## START Dataset records
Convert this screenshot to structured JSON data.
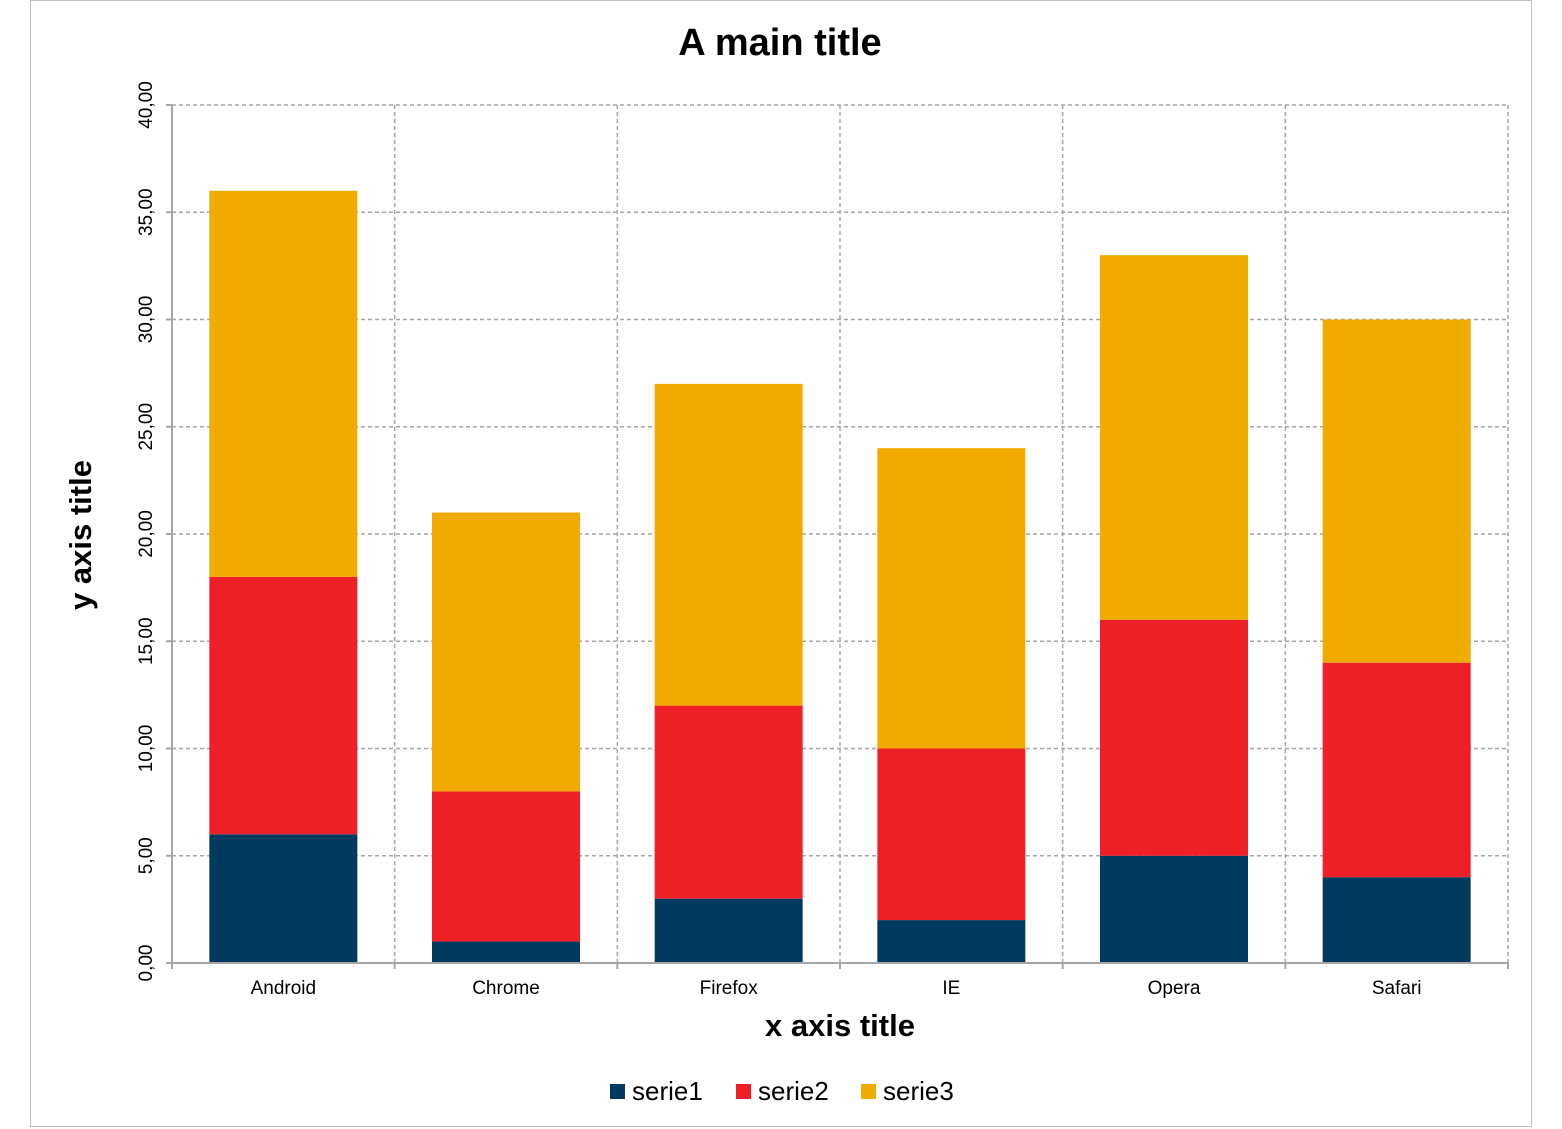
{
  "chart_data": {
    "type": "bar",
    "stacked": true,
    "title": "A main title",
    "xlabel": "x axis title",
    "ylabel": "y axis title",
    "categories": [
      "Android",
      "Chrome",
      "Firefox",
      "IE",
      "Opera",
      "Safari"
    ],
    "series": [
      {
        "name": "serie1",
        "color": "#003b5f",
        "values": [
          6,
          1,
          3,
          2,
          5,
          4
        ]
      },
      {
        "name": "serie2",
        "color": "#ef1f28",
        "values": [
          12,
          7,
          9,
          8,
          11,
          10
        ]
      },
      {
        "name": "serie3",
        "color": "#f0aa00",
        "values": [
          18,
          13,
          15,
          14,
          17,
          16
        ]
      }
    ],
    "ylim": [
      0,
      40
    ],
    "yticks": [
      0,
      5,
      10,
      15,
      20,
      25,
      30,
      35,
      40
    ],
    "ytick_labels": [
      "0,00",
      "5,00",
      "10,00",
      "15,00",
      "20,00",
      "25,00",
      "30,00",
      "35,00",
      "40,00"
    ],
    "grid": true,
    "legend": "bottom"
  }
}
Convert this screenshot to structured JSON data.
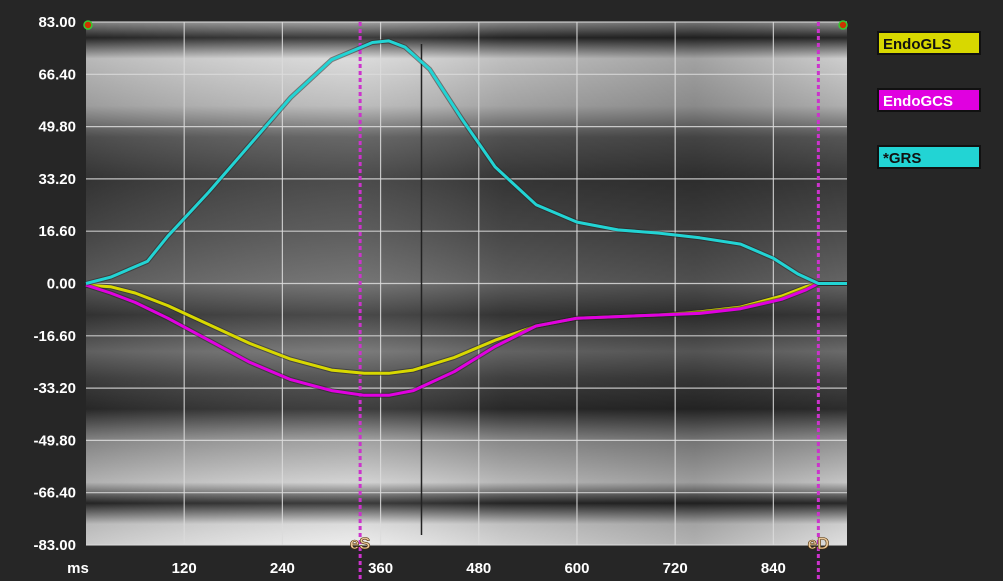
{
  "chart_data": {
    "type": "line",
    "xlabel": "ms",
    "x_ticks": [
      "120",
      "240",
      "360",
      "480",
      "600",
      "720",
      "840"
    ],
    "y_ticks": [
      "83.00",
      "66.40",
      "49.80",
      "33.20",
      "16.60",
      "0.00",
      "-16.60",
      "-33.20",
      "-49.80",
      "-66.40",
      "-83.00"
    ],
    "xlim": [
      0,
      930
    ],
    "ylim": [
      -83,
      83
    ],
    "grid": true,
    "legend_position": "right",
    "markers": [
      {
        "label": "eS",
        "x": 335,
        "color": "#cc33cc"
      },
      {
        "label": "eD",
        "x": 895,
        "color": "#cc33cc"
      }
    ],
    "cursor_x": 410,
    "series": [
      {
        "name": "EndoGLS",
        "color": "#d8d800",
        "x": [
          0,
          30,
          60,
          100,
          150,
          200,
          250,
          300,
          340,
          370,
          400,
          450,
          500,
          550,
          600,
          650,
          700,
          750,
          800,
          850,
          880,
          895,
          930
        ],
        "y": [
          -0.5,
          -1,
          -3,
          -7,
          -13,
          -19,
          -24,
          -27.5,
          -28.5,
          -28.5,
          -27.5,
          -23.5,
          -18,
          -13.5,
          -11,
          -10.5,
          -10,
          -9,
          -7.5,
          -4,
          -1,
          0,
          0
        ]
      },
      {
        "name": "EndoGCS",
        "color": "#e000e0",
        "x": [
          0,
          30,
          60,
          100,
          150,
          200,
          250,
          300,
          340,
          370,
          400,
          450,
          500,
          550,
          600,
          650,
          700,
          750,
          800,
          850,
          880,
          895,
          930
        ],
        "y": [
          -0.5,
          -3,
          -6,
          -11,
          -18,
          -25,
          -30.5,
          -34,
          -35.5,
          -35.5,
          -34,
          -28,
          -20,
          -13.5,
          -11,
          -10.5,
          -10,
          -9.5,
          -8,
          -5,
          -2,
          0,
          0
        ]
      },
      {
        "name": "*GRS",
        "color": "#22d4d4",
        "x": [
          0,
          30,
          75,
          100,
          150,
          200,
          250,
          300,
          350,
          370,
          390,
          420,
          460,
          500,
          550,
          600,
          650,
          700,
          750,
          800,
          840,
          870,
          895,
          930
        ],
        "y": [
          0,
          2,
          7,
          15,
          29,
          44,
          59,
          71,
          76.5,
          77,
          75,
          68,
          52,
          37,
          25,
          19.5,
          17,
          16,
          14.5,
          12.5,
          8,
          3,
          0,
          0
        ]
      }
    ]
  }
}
## END Dataset records
Task details ->
Reproduce every entry exactly, but omit each picture.

Reply ->
Convert this screenshot to structured JSON data.
{
  "chart_data": {
    "type": "bar",
    "stacked": true,
    "title": "A main title",
    "xlabel": "x axis title",
    "ylabel": "y axis title",
    "categories": [
      "Android",
      "Chrome",
      "Firefox",
      "IE",
      "Opera",
      "Safari"
    ],
    "series": [
      {
        "name": "serie1",
        "color": "#003b5f",
        "values": [
          6,
          1,
          3,
          2,
          5,
          4
        ]
      },
      {
        "name": "serie2",
        "color": "#ef1f28",
        "values": [
          12,
          7,
          9,
          8,
          11,
          10
        ]
      },
      {
        "name": "serie3",
        "color": "#f0aa00",
        "values": [
          18,
          13,
          15,
          14,
          17,
          16
        ]
      }
    ],
    "ylim": [
      0,
      40
    ],
    "yticks": [
      0,
      5,
      10,
      15,
      20,
      25,
      30,
      35,
      40
    ],
    "ytick_labels": [
      "0,00",
      "5,00",
      "10,00",
      "15,00",
      "20,00",
      "25,00",
      "30,00",
      "35,00",
      "40,00"
    ],
    "grid": true,
    "legend": "bottom"
  }
}
Convert this screenshot to structured JSON data.
{
  "chart_data": {
    "type": "line",
    "xlabel": "ms",
    "x_ticks": [
      "120",
      "240",
      "360",
      "480",
      "600",
      "720",
      "840"
    ],
    "y_ticks": [
      "83.00",
      "66.40",
      "49.80",
      "33.20",
      "16.60",
      "0.00",
      "-16.60",
      "-33.20",
      "-49.80",
      "-66.40",
      "-83.00"
    ],
    "xlim": [
      0,
      930
    ],
    "ylim": [
      -83,
      83
    ],
    "grid": true,
    "legend_position": "right",
    "markers": [
      {
        "label": "eS",
        "x": 335,
        "color": "#cc33cc"
      },
      {
        "label": "eD",
        "x": 895,
        "color": "#cc33cc"
      }
    ],
    "cursor_x": 410,
    "series": [
      {
        "name": "EndoGLS",
        "color": "#d8d800",
        "x": [
          0,
          30,
          60,
          100,
          150,
          200,
          250,
          300,
          340,
          370,
          400,
          450,
          500,
          550,
          600,
          650,
          700,
          750,
          800,
          850,
          880,
          895,
          930
        ],
        "y": [
          -0.5,
          -1,
          -3,
          -7,
          -13,
          -19,
          -24,
          -27.5,
          -28.5,
          -28.5,
          -27.5,
          -23.5,
          -18,
          -13.5,
          -11,
          -10.5,
          -10,
          -9,
          -7.5,
          -4,
          -1,
          0,
          0
        ]
      },
      {
        "name": "EndoGCS",
        "color": "#e000e0",
        "x": [
          0,
          30,
          60,
          100,
          150,
          200,
          250,
          300,
          340,
          370,
          400,
          450,
          500,
          550,
          600,
          650,
          700,
          750,
          800,
          850,
          880,
          895,
          930
        ],
        "y": [
          -0.5,
          -3,
          -6,
          -11,
          -18,
          -25,
          -30.5,
          -34,
          -35.5,
          -35.5,
          -34,
          -28,
          -20,
          -13.5,
          -11,
          -10.5,
          -10,
          -9.5,
          -8,
          -5,
          -2,
          0,
          0
        ]
      },
      {
        "name": "*GRS",
        "color": "#22d4d4",
        "x": [
          0,
          30,
          75,
          100,
          150,
          200,
          250,
          300,
          350,
          370,
          390,
          420,
          460,
          500,
          550,
          600,
          650,
          700,
          750,
          800,
          840,
          870,
          895,
          930
        ],
        "y": [
          0,
          2,
          7,
          15,
          29,
          44,
          59,
          71,
          76.5,
          77,
          75,
          68,
          52,
          37,
          25,
          19.5,
          17,
          16,
          14.5,
          12.5,
          8,
          3,
          0,
          0
        ]
      }
    ]
  }
}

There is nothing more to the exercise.